---------- RECORDS FOR THIS TASK ----------

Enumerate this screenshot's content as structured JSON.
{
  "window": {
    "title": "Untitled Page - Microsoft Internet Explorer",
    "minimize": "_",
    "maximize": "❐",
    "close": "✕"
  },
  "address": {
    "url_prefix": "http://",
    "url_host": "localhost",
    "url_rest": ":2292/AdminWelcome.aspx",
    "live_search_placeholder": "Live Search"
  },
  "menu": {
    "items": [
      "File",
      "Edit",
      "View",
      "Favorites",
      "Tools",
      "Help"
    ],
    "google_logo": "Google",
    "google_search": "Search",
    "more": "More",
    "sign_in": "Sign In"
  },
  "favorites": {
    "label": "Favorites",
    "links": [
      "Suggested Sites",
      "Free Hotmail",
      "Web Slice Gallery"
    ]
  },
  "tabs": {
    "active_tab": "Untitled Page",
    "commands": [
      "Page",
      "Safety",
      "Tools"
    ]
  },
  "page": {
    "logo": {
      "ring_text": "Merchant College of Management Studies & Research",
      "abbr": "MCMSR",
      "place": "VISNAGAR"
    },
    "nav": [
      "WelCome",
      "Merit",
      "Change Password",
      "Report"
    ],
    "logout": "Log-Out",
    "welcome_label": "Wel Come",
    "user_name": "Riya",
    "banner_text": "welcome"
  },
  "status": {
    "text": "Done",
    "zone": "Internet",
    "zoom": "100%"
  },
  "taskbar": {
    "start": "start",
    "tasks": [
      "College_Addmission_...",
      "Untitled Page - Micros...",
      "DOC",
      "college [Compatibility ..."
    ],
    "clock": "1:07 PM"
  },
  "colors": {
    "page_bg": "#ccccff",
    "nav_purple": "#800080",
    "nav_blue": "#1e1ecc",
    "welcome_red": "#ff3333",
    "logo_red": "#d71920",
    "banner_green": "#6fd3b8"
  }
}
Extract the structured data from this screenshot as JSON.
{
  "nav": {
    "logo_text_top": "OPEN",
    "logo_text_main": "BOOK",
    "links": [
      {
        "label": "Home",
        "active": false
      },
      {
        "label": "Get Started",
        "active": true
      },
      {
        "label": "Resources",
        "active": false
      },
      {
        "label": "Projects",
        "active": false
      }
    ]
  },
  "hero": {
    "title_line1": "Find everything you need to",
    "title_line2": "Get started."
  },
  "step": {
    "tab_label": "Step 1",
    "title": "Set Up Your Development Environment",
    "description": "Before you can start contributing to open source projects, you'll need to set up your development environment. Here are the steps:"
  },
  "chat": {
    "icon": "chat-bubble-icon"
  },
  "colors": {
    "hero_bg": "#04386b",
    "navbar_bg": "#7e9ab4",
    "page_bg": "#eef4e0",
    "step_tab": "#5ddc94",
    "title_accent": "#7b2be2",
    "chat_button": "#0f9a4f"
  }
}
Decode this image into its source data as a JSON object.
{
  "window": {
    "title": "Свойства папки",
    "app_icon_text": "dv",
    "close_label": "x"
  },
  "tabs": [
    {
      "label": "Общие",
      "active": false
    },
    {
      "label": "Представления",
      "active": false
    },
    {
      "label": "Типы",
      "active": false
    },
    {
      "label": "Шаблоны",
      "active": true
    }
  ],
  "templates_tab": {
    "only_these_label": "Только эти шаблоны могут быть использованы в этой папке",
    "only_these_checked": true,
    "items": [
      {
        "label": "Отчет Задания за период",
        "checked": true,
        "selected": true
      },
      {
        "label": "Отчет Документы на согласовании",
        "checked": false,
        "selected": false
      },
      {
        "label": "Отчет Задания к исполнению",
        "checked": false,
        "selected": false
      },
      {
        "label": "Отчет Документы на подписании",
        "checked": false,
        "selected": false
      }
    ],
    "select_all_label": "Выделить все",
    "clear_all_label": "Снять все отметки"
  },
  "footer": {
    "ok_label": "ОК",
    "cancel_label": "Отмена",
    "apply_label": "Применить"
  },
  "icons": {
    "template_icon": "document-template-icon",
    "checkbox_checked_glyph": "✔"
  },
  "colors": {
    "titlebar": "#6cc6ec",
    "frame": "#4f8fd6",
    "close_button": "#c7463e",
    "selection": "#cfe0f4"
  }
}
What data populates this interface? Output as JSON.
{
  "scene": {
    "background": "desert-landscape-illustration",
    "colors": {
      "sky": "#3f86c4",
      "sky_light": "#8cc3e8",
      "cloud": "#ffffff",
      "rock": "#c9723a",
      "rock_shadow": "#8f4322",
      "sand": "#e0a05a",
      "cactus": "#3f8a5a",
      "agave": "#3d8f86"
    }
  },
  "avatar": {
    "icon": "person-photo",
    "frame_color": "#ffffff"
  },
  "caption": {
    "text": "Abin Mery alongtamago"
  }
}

----------

GOAL OF THE EXERCISE:
Repeat, exactly and only, the lines above from the one containing "What data populates" through the end of the material.

ANSWER TO THE TASK:
What data populates this interface? Output as JSON.
{
  "scene": {
    "background": "desert-landscape-illustration",
    "colors": {
      "sky": "#3f86c4",
      "sky_light": "#8cc3e8",
      "cloud": "#ffffff",
      "rock": "#c9723a",
      "rock_shadow": "#8f4322",
      "sand": "#e0a05a",
      "cactus": "#3f8a5a",
      "agave": "#3d8f86"
    }
  },
  "avatar": {
    "icon": "person-photo",
    "frame_color": "#ffffff"
  },
  "caption": {
    "text": "Abin Mery alongtamago"
  }
}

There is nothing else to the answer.